Task brief:
Which lines hold the word "Ответить"? Copy each of them from the material.

═══ Input for this task ═══

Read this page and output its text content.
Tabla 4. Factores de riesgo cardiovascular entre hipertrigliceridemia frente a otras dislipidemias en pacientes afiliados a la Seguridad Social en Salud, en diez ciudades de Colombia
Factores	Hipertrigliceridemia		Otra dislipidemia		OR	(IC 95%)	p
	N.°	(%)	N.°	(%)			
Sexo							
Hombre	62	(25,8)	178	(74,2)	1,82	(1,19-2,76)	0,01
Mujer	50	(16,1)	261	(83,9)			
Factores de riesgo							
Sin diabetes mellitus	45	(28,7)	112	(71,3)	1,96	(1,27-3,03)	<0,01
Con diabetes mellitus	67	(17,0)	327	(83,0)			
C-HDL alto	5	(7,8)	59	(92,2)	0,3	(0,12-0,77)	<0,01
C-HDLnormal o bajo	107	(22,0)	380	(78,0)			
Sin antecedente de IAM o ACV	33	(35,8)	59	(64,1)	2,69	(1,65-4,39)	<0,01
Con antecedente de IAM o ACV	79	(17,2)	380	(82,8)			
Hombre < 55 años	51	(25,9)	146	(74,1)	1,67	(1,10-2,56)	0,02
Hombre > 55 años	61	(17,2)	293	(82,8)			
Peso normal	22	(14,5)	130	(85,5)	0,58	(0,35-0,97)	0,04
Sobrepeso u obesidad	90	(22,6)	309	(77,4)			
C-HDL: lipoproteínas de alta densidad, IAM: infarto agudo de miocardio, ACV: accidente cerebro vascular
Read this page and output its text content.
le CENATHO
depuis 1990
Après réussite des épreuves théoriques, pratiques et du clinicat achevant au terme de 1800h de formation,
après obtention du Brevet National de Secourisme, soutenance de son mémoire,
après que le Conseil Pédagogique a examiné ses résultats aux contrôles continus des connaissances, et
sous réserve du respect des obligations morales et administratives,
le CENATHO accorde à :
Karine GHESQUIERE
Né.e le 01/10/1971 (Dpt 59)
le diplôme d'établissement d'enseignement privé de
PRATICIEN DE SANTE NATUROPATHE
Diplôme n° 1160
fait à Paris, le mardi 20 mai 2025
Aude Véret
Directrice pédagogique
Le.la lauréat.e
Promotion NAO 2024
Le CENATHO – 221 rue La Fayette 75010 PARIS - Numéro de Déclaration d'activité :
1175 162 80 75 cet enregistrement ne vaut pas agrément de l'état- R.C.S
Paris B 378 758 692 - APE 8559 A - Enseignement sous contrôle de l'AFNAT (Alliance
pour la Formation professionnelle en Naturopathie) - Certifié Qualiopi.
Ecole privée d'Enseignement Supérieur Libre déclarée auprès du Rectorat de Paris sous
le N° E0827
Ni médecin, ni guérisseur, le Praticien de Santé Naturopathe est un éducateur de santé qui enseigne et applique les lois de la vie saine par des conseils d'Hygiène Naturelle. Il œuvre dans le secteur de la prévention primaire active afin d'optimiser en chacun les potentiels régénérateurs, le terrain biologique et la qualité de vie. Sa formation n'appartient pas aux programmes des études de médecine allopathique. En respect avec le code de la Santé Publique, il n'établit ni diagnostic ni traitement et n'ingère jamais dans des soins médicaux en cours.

═══
═══ Input for this task ═══

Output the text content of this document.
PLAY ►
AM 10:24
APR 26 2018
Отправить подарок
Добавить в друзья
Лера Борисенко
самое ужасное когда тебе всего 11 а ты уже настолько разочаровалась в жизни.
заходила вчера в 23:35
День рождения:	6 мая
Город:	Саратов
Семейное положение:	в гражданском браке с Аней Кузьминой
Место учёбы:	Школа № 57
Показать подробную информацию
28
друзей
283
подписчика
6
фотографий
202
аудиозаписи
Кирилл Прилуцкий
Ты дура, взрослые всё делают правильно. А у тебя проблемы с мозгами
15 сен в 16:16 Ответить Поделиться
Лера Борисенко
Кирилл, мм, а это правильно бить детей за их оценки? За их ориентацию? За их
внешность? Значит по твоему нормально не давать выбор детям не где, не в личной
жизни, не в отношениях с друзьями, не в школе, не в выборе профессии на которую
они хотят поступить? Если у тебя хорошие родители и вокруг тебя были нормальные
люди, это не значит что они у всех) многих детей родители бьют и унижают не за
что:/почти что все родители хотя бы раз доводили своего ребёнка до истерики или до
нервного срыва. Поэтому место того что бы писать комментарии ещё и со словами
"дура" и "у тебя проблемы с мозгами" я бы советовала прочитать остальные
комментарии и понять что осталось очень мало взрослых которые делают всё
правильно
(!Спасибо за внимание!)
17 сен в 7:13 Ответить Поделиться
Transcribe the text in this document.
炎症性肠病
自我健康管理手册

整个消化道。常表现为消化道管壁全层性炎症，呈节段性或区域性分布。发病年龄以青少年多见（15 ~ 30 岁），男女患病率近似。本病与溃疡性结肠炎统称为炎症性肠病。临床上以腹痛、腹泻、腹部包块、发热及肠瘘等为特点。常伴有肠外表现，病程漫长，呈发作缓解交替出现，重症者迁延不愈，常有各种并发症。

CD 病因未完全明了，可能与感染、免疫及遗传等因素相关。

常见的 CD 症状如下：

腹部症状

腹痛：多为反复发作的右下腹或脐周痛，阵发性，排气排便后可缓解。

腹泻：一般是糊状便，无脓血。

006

═══

Output:
15 сен в 16:16 Ответить Поделиться
17 сен в 7:13 Ответить Поделиться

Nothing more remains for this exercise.